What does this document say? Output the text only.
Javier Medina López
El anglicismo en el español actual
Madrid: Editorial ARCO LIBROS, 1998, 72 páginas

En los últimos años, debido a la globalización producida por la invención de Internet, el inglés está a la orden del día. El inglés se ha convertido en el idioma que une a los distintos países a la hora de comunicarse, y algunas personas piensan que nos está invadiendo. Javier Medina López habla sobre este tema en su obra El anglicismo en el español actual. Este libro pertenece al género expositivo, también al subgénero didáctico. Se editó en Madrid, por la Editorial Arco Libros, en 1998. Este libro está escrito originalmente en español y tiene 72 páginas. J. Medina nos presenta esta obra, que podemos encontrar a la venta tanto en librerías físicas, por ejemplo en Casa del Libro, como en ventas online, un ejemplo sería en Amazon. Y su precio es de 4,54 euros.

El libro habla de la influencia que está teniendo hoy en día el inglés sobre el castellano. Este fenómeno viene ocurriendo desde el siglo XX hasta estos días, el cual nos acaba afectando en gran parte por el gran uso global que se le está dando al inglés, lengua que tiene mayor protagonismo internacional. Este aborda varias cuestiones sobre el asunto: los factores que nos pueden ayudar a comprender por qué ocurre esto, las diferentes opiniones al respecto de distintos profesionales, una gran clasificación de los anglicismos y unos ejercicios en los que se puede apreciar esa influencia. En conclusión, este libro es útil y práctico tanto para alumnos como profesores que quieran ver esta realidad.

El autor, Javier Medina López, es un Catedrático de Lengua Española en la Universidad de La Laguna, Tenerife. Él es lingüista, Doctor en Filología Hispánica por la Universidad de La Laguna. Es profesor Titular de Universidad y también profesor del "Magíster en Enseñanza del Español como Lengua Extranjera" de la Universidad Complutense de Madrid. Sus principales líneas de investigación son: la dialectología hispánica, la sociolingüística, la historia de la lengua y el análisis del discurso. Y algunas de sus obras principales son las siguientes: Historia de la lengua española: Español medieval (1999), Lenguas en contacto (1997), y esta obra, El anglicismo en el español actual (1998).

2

========================

Write out every line exactly as it stands.

▶ **SOLUTION BELOW**:
What does this document say? Output the text only.
Javier Medina López
El anglicismo en el español actual
Madrid: Editorial ARCO LIBROS, 1998, 72 páginas

En los últimos años, debido a la globalización producida por la invención de Internet, el inglés está a la orden del día. El inglés se ha convertido en el idioma que une a los distintos países a la hora de comunicarse, y algunas personas piensan que nos está invadiendo. Javier Medina López habla sobre este tema en su obra El anglicismo en el español actual. Este libro pertenece al género expositivo, también al subgénero didáctico. Se editó en Madrid, por la Editorial Arco Libros, en 1998. Este libro está escrito originalmente en español y tiene 72 páginas. J. Medina nos presenta esta obra, que podemos encontrar a la venta tanto en librerías físicas, por ejemplo en Casa del Libro, como en ventas online, un ejemplo sería en Amazon. Y su precio es de 4,54 euros.

El libro habla de la influencia que está teniendo hoy en día el inglés sobre el castellano. Este fenómeno viene ocurriendo desde el siglo XX hasta estos días, el cual nos acaba afectando en gran parte por el gran uso global que se le está dando al inglés, lengua que tiene mayor protagonismo internacional. Este aborda varias cuestiones sobre el asunto: los factores que nos pueden ayudar a comprender por qué ocurre esto, las diferentes opiniones al respecto de distintos profesionales, una gran clasificación de los anglicismos y unos ejercicios en los que se puede apreciar esa influencia. En conclusión, este libro es útil y práctico tanto para alumnos como profesores que quieran ver esta realidad.

El autor, Javier Medina López, es un Catedrático de Lengua Española en la Universidad de La Laguna, Tenerife. Él es lingüista, Doctor en Filología Hispánica por la Universidad de La Laguna. Es profesor Titular de Universidad y también profesor del "Magíster en Enseñanza del Español como Lengua Extranjera" de la Universidad Complutense de Madrid. Sus principales líneas de investigación son: la dialectología hispánica, la sociolingüística, la historia de la lengua y el análisis del discurso. Y algunas de sus obras principales son las siguientes: Historia de la lengua española: Español medieval (1999), Lenguas en contacto (1997), y esta obra, El anglicismo en el español actual (1998).

2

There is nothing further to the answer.